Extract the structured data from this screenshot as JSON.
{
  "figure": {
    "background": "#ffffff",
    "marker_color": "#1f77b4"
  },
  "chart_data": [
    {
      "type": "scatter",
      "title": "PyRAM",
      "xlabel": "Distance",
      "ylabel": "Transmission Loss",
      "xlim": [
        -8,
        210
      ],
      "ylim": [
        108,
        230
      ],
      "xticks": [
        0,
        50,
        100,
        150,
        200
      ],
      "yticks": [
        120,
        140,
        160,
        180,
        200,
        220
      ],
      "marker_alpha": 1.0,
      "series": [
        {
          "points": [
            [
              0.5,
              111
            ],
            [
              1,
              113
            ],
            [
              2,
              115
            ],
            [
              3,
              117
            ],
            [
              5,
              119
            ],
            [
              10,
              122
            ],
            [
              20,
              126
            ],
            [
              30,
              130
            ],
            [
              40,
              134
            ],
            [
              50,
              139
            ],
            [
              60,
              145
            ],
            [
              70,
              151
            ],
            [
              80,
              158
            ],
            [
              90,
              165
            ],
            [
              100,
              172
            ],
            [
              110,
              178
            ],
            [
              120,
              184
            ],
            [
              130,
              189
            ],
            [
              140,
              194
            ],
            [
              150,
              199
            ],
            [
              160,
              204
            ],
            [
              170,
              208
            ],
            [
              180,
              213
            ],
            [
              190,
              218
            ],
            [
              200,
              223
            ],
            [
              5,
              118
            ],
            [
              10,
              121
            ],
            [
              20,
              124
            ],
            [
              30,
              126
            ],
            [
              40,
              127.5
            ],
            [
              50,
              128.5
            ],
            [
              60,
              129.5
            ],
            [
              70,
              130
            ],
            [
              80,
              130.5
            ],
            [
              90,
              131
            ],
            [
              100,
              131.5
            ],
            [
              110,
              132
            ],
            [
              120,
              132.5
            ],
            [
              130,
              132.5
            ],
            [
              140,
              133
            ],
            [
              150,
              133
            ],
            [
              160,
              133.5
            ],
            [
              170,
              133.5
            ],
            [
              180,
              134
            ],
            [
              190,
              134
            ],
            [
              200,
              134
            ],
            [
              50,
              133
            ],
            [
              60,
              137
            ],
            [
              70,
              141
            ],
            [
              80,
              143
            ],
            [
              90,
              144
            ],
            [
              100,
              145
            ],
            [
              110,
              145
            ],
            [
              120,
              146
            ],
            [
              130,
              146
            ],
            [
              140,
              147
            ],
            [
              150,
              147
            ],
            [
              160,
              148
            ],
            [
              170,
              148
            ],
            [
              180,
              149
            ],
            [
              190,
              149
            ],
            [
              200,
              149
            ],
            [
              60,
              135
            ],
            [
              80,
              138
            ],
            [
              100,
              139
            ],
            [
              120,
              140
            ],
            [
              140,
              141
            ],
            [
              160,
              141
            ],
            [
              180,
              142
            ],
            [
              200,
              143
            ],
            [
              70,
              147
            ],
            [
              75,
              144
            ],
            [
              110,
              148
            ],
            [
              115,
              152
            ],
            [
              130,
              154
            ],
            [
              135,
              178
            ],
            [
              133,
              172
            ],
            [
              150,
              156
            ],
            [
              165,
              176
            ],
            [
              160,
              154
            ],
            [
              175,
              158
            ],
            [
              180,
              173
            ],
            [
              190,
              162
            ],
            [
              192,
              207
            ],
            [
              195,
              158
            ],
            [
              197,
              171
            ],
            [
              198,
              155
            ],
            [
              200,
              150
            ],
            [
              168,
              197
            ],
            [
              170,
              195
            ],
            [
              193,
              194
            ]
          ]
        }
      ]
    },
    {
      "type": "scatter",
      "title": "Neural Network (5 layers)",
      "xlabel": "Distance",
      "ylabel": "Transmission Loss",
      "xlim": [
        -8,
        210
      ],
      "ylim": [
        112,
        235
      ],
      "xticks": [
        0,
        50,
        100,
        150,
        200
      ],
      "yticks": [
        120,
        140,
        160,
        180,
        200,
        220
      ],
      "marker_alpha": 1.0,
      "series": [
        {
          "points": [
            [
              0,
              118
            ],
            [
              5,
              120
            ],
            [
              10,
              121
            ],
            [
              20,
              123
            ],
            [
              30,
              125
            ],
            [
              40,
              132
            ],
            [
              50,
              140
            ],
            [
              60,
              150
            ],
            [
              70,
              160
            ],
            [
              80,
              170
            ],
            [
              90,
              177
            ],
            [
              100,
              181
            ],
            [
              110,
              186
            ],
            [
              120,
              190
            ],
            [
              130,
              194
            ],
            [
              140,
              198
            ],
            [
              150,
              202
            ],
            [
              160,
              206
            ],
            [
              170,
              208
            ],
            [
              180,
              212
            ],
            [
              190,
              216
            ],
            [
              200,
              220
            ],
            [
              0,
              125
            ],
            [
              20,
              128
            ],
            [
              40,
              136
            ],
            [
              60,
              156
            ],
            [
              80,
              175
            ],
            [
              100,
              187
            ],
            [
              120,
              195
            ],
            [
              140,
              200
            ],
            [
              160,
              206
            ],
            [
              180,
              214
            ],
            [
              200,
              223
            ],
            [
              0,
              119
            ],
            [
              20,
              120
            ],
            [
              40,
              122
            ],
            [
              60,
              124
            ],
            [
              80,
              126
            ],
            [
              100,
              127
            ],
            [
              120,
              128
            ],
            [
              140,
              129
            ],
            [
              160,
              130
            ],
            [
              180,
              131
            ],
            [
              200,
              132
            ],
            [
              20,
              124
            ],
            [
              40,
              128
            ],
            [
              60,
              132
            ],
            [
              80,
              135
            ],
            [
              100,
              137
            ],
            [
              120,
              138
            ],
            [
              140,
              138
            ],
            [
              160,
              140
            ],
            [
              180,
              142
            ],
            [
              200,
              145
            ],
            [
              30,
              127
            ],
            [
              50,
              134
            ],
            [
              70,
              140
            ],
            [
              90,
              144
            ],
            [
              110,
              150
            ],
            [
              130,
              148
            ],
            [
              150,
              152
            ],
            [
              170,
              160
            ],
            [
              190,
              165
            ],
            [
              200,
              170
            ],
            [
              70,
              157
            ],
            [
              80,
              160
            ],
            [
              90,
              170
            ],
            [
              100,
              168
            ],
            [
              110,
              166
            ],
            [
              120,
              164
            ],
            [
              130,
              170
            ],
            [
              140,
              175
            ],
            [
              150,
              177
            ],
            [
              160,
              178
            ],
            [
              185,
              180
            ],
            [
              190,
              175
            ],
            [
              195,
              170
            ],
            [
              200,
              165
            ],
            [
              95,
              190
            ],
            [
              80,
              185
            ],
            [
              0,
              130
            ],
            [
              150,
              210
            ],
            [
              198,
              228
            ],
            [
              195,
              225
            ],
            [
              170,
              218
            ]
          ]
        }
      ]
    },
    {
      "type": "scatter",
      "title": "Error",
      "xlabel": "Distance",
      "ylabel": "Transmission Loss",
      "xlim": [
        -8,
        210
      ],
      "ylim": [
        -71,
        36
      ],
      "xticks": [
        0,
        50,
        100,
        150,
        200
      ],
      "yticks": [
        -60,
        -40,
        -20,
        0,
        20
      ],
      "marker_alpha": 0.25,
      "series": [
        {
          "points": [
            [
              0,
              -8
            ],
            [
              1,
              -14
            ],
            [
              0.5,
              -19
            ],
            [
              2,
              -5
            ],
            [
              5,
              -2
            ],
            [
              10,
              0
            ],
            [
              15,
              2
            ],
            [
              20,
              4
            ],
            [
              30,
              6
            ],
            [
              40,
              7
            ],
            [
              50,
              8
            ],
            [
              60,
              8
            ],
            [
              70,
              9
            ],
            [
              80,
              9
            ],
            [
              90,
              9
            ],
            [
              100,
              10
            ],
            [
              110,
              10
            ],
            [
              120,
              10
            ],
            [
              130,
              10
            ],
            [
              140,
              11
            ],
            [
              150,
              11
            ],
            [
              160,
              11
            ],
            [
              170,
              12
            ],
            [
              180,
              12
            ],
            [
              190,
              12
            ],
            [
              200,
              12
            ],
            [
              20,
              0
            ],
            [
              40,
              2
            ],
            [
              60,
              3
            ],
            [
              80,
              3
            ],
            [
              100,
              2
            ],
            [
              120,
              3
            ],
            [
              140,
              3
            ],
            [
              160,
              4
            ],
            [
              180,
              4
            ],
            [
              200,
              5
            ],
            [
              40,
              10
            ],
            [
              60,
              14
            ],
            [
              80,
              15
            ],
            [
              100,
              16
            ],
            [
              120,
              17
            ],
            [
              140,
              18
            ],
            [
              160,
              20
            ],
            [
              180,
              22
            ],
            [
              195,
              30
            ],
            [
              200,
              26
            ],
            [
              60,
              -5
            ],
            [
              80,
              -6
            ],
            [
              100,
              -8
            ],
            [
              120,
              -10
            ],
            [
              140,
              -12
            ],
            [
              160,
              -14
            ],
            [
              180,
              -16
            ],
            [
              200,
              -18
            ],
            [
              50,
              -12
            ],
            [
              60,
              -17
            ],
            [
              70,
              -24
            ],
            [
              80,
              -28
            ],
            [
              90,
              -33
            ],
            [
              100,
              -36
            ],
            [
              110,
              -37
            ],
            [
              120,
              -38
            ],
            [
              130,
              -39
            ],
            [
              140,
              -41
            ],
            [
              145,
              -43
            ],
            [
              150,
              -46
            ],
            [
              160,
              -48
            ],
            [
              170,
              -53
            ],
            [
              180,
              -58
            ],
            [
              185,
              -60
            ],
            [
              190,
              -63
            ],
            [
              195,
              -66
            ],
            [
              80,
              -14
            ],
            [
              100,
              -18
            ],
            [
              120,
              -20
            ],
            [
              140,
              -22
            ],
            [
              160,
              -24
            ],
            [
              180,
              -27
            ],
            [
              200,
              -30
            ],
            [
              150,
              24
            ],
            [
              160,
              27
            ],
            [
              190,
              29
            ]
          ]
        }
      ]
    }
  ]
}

———

_TASK PROMPT_:
Only the number is wanted: how many lines of the material above include the word "title"?

_REPLY TO THE EXERCISE_:
3